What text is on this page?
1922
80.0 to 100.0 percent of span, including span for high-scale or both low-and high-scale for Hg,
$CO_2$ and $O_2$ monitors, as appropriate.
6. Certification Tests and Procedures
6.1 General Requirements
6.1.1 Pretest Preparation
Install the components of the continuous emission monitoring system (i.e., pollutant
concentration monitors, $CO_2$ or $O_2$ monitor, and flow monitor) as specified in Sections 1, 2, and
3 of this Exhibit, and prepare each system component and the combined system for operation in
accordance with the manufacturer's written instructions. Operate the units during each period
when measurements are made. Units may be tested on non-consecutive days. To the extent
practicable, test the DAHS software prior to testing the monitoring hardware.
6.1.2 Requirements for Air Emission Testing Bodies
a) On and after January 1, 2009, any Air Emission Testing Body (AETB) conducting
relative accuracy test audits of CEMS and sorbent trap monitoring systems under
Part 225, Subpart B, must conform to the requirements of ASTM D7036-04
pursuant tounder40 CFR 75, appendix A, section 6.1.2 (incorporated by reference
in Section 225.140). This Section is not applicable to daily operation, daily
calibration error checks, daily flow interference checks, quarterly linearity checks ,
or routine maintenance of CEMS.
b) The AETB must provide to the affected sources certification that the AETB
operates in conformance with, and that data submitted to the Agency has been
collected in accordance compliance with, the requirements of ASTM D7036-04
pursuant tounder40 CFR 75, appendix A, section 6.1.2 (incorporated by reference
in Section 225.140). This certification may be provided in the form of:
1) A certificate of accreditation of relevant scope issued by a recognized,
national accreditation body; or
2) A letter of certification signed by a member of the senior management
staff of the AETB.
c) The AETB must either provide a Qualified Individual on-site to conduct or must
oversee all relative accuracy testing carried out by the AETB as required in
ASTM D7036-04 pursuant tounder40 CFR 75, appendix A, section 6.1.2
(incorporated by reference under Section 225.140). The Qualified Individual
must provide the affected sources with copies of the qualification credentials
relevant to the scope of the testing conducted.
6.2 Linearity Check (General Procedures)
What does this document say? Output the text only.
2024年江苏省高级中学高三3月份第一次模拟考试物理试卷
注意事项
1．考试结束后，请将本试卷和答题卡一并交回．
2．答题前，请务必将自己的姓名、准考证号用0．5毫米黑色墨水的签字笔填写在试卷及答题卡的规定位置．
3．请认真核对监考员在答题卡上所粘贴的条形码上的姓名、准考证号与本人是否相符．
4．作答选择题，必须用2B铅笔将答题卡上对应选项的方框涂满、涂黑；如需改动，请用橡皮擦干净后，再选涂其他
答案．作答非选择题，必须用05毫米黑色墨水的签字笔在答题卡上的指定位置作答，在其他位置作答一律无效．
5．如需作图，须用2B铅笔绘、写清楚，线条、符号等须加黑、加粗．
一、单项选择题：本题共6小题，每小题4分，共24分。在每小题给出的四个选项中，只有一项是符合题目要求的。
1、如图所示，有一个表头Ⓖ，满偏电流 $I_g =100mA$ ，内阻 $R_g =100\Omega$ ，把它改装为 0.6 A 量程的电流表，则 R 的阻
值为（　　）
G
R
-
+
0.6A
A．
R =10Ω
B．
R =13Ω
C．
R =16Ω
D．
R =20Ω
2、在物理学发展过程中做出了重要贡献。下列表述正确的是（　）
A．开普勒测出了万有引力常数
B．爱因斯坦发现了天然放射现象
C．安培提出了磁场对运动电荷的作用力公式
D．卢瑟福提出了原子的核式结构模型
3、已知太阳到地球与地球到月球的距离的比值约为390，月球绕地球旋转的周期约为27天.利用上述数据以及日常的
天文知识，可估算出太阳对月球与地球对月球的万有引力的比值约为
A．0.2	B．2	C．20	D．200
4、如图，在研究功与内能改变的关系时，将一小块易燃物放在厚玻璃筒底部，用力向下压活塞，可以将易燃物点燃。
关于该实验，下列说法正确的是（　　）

------------------------------------------------

### Written problem
Please reproduce every line of the material word for word.

### Answer
What text is on this page?
1922
80.0 to 100.0 percent of span, including span for high-scale or both low-and high-scale for Hg,
$CO_2$ and $O_2$ monitors, as appropriate.
6. Certification Tests and Procedures
6.1 General Requirements
6.1.1 Pretest Preparation
Install the components of the continuous emission monitoring system (i.e., pollutant
concentration monitors, $CO_2$ or $O_2$ monitor, and flow monitor) as specified in Sections 1, 2, and
3 of this Exhibit, and prepare each system component and the combined system for operation in
accordance with the manufacturer's written instructions. Operate the units during each period
when measurements are made. Units may be tested on non-consecutive days. To the extent
practicable, test the DAHS software prior to testing the monitoring hardware.
6.1.2 Requirements for Air Emission Testing Bodies
a) On and after January 1, 2009, any Air Emission Testing Body (AETB) conducting
relative accuracy test audits of CEMS and sorbent trap monitoring systems under
Part 225, Subpart B, must conform to the requirements of ASTM D7036-04
pursuant tounder40 CFR 75, appendix A, section 6.1.2 (incorporated by reference
in Section 225.140). This Section is not applicable to daily operation, daily
calibration error checks, daily flow interference checks, quarterly linearity checks ,
or routine maintenance of CEMS.
b) The AETB must provide to the affected sources certification that the AETB
operates in conformance with, and that data submitted to the Agency has been
collected in accordance compliance with, the requirements of ASTM D7036-04
pursuant tounder40 CFR 75, appendix A, section 6.1.2 (incorporated by reference
in Section 225.140). This certification may be provided in the form of:
1) A certificate of accreditation of relevant scope issued by a recognized,
national accreditation body; or
2) A letter of certification signed by a member of the senior management
staff of the AETB.
c) The AETB must either provide a Qualified Individual on-site to conduct or must
oversee all relative accuracy testing carried out by the AETB as required in
ASTM D7036-04 pursuant tounder40 CFR 75, appendix A, section 6.1.2
(incorporated by reference under Section 225.140). The Qualified Individual
must provide the affected sources with copies of the qualification credentials
relevant to the scope of the testing conducted.
6.2 Linearity Check (General Procedures)
What does this document say? Output the text only.
2024年江苏省高级中学高三3月份第一次模拟考试物理试卷
注意事项
1．考试结束后，请将本试卷和答题卡一并交回．
2．答题前，请务必将自己的姓名、准考证号用0．5毫米黑色墨水的签字笔填写在试卷及答题卡的规定位置．
3．请认真核对监考员在答题卡上所粘贴的条形码上的姓名、准考证号与本人是否相符．
4．作答选择题，必须用2B铅笔将答题卡上对应选项的方框涂满、涂黑；如需改动，请用橡皮擦干净后，再选涂其他
答案．作答非选择题，必须用05毫米黑色墨水的签字笔在答题卡上的指定位置作答，在其他位置作答一律无效．
5．如需作图，须用2B铅笔绘、写清楚，线条、符号等须加黑、加粗．
一、单项选择题：本题共6小题，每小题4分，共24分。在每小题给出的四个选项中，只有一项是符合题目要求的。
1、如图所示，有一个表头Ⓖ，满偏电流 $I_g =100mA$ ，内阻 $R_g =100\Omega$ ，把它改装为 0.6 A 量程的电流表，则 R 的阻
值为（　　）
G
R
-
+
0.6A
A．
R =10Ω
B．
R =13Ω
C．
R =16Ω
D．
R =20Ω
2、在物理学发展过程中做出了重要贡献。下列表述正确的是（　）
A．开普勒测出了万有引力常数
B．爱因斯坦发现了天然放射现象
C．安培提出了磁场对运动电荷的作用力公式
D．卢瑟福提出了原子的核式结构模型
3、已知太阳到地球与地球到月球的距离的比值约为390，月球绕地球旋转的周期约为27天.利用上述数据以及日常的
天文知识，可估算出太阳对月球与地球对月球的万有引力的比值约为
A．0.2	B．2	C．20	D．200
4、如图，在研究功与内能改变的关系时，将一小块易燃物放在厚玻璃筒底部，用力向下压活塞，可以将易燃物点燃。
关于该实验，下列说法正确的是（　　）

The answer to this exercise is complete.